▸ **Given request**
Under this task are some entries; return every one of them exactly.

· · ·

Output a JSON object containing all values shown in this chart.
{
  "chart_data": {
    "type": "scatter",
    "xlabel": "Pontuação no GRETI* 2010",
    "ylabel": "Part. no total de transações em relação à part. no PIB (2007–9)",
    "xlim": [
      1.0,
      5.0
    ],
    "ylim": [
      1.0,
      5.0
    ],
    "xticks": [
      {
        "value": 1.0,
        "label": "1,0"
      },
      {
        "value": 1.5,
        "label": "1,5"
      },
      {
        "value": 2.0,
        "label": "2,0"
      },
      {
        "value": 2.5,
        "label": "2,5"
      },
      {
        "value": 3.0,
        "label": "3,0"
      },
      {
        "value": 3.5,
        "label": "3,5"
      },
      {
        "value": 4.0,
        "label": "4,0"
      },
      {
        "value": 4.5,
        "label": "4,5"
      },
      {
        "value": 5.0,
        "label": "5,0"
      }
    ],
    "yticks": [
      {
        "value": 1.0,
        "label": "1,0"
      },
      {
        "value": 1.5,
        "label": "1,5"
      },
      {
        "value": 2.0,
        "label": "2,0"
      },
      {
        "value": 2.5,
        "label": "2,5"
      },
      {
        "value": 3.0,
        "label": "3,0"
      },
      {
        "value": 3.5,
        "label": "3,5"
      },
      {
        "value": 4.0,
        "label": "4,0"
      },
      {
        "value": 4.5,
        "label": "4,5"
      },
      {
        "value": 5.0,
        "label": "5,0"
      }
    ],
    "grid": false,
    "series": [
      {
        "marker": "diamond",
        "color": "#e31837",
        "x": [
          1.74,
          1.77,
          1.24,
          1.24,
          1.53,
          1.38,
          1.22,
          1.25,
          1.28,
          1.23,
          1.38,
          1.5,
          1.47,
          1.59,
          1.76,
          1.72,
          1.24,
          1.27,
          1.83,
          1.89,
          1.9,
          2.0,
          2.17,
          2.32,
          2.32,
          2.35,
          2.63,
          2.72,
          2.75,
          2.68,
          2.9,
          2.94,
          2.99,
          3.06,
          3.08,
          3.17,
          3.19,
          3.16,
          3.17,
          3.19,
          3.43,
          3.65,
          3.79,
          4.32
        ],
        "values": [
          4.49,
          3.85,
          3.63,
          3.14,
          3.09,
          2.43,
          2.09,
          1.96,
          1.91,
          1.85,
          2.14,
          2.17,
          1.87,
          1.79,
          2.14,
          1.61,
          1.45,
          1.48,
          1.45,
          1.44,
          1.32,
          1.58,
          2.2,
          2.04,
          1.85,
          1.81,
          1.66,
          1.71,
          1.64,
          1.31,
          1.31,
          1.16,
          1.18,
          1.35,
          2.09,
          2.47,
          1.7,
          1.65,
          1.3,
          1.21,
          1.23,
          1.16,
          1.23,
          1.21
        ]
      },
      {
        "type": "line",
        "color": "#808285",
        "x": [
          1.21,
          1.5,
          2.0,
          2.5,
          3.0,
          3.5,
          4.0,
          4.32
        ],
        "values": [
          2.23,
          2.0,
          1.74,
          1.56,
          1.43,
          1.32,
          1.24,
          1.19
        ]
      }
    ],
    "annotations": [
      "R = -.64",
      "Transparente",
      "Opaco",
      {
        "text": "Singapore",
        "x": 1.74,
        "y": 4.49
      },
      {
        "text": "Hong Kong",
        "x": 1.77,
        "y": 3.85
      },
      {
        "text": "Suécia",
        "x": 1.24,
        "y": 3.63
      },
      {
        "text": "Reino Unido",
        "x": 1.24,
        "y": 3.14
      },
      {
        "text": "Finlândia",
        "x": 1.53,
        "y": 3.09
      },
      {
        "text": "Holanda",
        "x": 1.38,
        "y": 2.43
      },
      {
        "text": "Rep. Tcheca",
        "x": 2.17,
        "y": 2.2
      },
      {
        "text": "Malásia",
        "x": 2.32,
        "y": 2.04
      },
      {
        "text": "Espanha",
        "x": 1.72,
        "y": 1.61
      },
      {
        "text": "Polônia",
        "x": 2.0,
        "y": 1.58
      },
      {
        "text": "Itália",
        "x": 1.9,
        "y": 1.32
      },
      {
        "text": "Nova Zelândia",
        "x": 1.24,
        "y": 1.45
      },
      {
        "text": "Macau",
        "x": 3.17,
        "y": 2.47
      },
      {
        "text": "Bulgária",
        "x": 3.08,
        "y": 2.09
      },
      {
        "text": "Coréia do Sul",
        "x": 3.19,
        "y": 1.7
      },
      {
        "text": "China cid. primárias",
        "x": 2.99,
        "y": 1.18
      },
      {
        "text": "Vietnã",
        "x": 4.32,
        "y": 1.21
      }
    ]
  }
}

· · ·

▸ **Response**
Output a JSON object containing all values shown in this chart.
{
  "chart_data": {
    "type": "scatter",
    "xlabel": "Pontuação no GRETI* 2010",
    "ylabel": "Part. no total de transações em relação à part. no PIB (2007–9)",
    "xlim": [
      1.0,
      5.0
    ],
    "ylim": [
      1.0,
      5.0
    ],
    "xticks": [
      {
        "value": 1.0,
        "label": "1,0"
      },
      {
        "value": 1.5,
        "label": "1,5"
      },
      {
        "value": 2.0,
        "label": "2,0"
      },
      {
        "value": 2.5,
        "label": "2,5"
      },
      {
        "value": 3.0,
        "label": "3,0"
      },
      {
        "value": 3.5,
        "label": "3,5"
      },
      {
        "value": 4.0,
        "label": "4,0"
      },
      {
        "value": 4.5,
        "label": "4,5"
      },
      {
        "value": 5.0,
        "label": "5,0"
      }
    ],
    "yticks": [
      {
        "value": 1.0,
        "label": "1,0"
      },
      {
        "value": 1.5,
        "label": "1,5"
      },
      {
        "value": 2.0,
        "label": "2,0"
      },
      {
        "value": 2.5,
        "label": "2,5"
      },
      {
        "value": 3.0,
        "label": "3,0"
      },
      {
        "value": 3.5,
        "label": "3,5"
      },
      {
        "value": 4.0,
        "label": "4,0"
      },
      {
        "value": 4.5,
        "label": "4,5"
      },
      {
        "value": 5.0,
        "label": "5,0"
      }
    ],
    "grid": false,
    "series": [
      {
        "marker": "diamond",
        "color": "#e31837",
        "x": [
          1.74,
          1.77,
          1.24,
          1.24,
          1.53,
          1.38,
          1.22,
          1.25,
          1.28,
          1.23,
          1.38,
          1.5,
          1.47,
          1.59,
          1.76,
          1.72,
          1.24,
          1.27,
          1.83,
          1.89,
          1.9,
          2.0,
          2.17,
          2.32,
          2.32,
          2.35,
          2.63,
          2.72,
          2.75,
          2.68,
          2.9,
          2.94,
          2.99,
          3.06,
          3.08,
          3.17,
          3.19,
          3.16,
          3.17,
          3.19,
          3.43,
          3.65,
          3.79,
          4.32
        ],
        "values": [
          4.49,
          3.85,
          3.63,
          3.14,
          3.09,
          2.43,
          2.09,
          1.96,
          1.91,
          1.85,
          2.14,
          2.17,
          1.87,
          1.79,
          2.14,
          1.61,
          1.45,
          1.48,
          1.45,
          1.44,
          1.32,
          1.58,
          2.2,
          2.04,
          1.85,
          1.81,
          1.66,
          1.71,
          1.64,
          1.31,
          1.31,
          1.16,
          1.18,
          1.35,
          2.09,
          2.47,
          1.7,
          1.65,
          1.3,
          1.21,
          1.23,
          1.16,
          1.23,
          1.21
        ]
      },
      {
        "type": "line",
        "color": "#808285",
        "x": [
          1.21,
          1.5,
          2.0,
          2.5,
          3.0,
          3.5,
          4.0,
          4.32
        ],
        "values": [
          2.23,
          2.0,
          1.74,
          1.56,
          1.43,
          1.32,
          1.24,
          1.19
        ]
      }
    ],
    "annotations": [
      "R = -.64",
      "Transparente",
      "Opaco",
      {
        "text": "Singapore",
        "x": 1.74,
        "y": 4.49
      },
      {
        "text": "Hong Kong",
        "x": 1.77,
        "y": 3.85
      },
      {
        "text": "Suécia",
        "x": 1.24,
        "y": 3.63
      },
      {
        "text": "Reino Unido",
        "x": 1.24,
        "y": 3.14
      },
      {
        "text": "Finlândia",
        "x": 1.53,
        "y": 3.09
      },
      {
        "text": "Holanda",
        "x": 1.38,
        "y": 2.43
      },
      {
        "text": "Rep. Tcheca",
        "x": 2.17,
        "y": 2.2
      },
      {
        "text": "Malásia",
        "x": 2.32,
        "y": 2.04
      },
      {
        "text": "Espanha",
        "x": 1.72,
        "y": 1.61
      },
      {
        "text": "Polônia",
        "x": 2.0,
        "y": 1.58
      },
      {
        "text": "Itália",
        "x": 1.9,
        "y": 1.32
      },
      {
        "text": "Nova Zelândia",
        "x": 1.24,
        "y": 1.45
      },
      {
        "text": "Macau",
        "x": 3.17,
        "y": 2.47
      },
      {
        "text": "Bulgária",
        "x": 3.08,
        "y": 2.09
      },
      {
        "text": "Coréia do Sul",
        "x": 3.19,
        "y": 1.7
      },
      {
        "text": "China cid. primárias",
        "x": 2.99,
        "y": 1.18
      },
      {
        "text": "Vietnã",
        "x": 4.32,
        "y": 1.21
      }
    ]
  }
}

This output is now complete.